◆ Data shown ◆

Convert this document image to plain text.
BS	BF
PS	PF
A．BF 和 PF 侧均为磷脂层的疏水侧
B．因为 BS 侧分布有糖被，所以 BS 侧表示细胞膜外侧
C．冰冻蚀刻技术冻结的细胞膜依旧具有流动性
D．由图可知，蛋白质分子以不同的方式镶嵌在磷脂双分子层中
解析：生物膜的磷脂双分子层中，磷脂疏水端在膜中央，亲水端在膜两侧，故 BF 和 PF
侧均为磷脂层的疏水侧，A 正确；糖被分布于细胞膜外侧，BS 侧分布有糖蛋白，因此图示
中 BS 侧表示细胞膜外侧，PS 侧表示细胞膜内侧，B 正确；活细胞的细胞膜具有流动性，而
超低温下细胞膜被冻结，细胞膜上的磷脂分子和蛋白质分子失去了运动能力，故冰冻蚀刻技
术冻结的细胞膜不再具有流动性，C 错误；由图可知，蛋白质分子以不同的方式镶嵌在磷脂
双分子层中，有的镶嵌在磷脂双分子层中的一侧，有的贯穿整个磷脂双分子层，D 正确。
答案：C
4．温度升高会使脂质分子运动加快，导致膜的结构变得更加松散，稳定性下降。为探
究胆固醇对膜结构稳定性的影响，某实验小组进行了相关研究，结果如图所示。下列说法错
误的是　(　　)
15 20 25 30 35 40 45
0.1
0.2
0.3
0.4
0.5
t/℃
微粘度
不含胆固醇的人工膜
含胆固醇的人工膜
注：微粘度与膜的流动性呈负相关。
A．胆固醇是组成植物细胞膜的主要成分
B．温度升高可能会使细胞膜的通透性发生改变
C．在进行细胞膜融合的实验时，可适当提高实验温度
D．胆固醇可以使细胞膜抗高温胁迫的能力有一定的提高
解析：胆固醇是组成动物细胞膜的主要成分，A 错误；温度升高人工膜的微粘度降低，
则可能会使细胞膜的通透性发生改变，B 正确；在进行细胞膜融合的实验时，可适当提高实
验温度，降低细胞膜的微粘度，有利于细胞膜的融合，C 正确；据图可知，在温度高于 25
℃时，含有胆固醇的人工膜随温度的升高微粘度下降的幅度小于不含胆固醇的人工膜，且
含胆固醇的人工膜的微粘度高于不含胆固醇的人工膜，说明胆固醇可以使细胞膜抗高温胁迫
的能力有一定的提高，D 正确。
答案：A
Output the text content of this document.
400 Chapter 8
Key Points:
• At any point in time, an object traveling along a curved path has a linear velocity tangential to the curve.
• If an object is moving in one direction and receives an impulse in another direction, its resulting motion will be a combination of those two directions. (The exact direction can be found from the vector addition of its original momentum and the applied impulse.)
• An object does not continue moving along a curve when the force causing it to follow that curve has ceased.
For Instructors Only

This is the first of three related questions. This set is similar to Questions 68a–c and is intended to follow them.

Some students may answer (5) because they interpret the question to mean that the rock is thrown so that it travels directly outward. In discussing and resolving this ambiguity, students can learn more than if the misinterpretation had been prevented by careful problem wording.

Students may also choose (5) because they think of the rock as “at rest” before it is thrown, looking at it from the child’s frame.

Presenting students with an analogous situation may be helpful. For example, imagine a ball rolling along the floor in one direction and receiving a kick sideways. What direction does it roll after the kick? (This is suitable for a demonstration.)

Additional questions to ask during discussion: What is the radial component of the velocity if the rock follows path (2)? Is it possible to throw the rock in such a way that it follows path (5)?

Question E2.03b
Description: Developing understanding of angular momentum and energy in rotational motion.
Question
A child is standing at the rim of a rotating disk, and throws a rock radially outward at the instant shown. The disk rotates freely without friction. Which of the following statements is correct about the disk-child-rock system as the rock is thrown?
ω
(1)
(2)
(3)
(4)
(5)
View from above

◆ Task ◆
Copy every line of the records word for word.

◆ Task response ◆
Convert this document image to plain text.
BS	BF
PS	PF
A．BF 和 PF 侧均为磷脂层的疏水侧
B．因为 BS 侧分布有糖被，所以 BS 侧表示细胞膜外侧
C．冰冻蚀刻技术冻结的细胞膜依旧具有流动性
D．由图可知，蛋白质分子以不同的方式镶嵌在磷脂双分子层中
解析：生物膜的磷脂双分子层中，磷脂疏水端在膜中央，亲水端在膜两侧，故 BF 和 PF
侧均为磷脂层的疏水侧，A 正确；糖被分布于细胞膜外侧，BS 侧分布有糖蛋白，因此图示
中 BS 侧表示细胞膜外侧，PS 侧表示细胞膜内侧，B 正确；活细胞的细胞膜具有流动性，而
超低温下细胞膜被冻结，细胞膜上的磷脂分子和蛋白质分子失去了运动能力，故冰冻蚀刻技
术冻结的细胞膜不再具有流动性，C 错误；由图可知，蛋白质分子以不同的方式镶嵌在磷脂
双分子层中，有的镶嵌在磷脂双分子层中的一侧，有的贯穿整个磷脂双分子层，D 正确。
答案：C
4．温度升高会使脂质分子运动加快，导致膜的结构变得更加松散，稳定性下降。为探
究胆固醇对膜结构稳定性的影响，某实验小组进行了相关研究，结果如图所示。下列说法错
误的是　(　　)
15 20 25 30 35 40 45
0.1
0.2
0.3
0.4
0.5
t/℃
微粘度
不含胆固醇的人工膜
含胆固醇的人工膜
注：微粘度与膜的流动性呈负相关。
A．胆固醇是组成植物细胞膜的主要成分
B．温度升高可能会使细胞膜的通透性发生改变
C．在进行细胞膜融合的实验时，可适当提高实验温度
D．胆固醇可以使细胞膜抗高温胁迫的能力有一定的提高
解析：胆固醇是组成动物细胞膜的主要成分，A 错误；温度升高人工膜的微粘度降低，
则可能会使细胞膜的通透性发生改变，B 正确；在进行细胞膜融合的实验时，可适当提高实
验温度，降低细胞膜的微粘度，有利于细胞膜的融合，C 正确；据图可知，在温度高于 25
℃时，含有胆固醇的人工膜随温度的升高微粘度下降的幅度小于不含胆固醇的人工膜，且
含胆固醇的人工膜的微粘度高于不含胆固醇的人工膜，说明胆固醇可以使细胞膜抗高温胁迫
的能力有一定的提高，D 正确。
答案：A
Output the text content of this document.
400 Chapter 8
Key Points:
• At any point in time, an object traveling along a curved path has a linear velocity tangential to the curve.
• If an object is moving in one direction and receives an impulse in another direction, its resulting motion will be a combination of those two directions. (The exact direction can be found from the vector addition of its original momentum and the applied impulse.)
• An object does not continue moving along a curve when the force causing it to follow that curve has ceased.
For Instructors Only

This is the first of three related questions. This set is similar to Questions 68a–c and is intended to follow them.

Some students may answer (5) because they interpret the question to mean that the rock is thrown so that it travels directly outward. In discussing and resolving this ambiguity, students can learn more than if the misinterpretation had been prevented by careful problem wording.

Students may also choose (5) because they think of the rock as “at rest” before it is thrown, looking at it from the child’s frame.

Presenting students with an analogous situation may be helpful. For example, imagine a ball rolling along the floor in one direction and receiving a kick sideways. What direction does it roll after the kick? (This is suitable for a demonstration.)

Additional questions to ask during discussion: What is the radial component of the velocity if the rock follows path (2)? Is it possible to throw the rock in such a way that it follows path (5)?

Question E2.03b
Description: Developing understanding of angular momentum and energy in rotational motion.
Question
A child is standing at the rim of a rotating disk, and throws a rock radially outward at the instant shown. The disk rotates freely without friction. Which of the following statements is correct about the disk-child-rock system as the rock is thrown?
ω
(1)
(2)
(3)
(4)
(5)
View from above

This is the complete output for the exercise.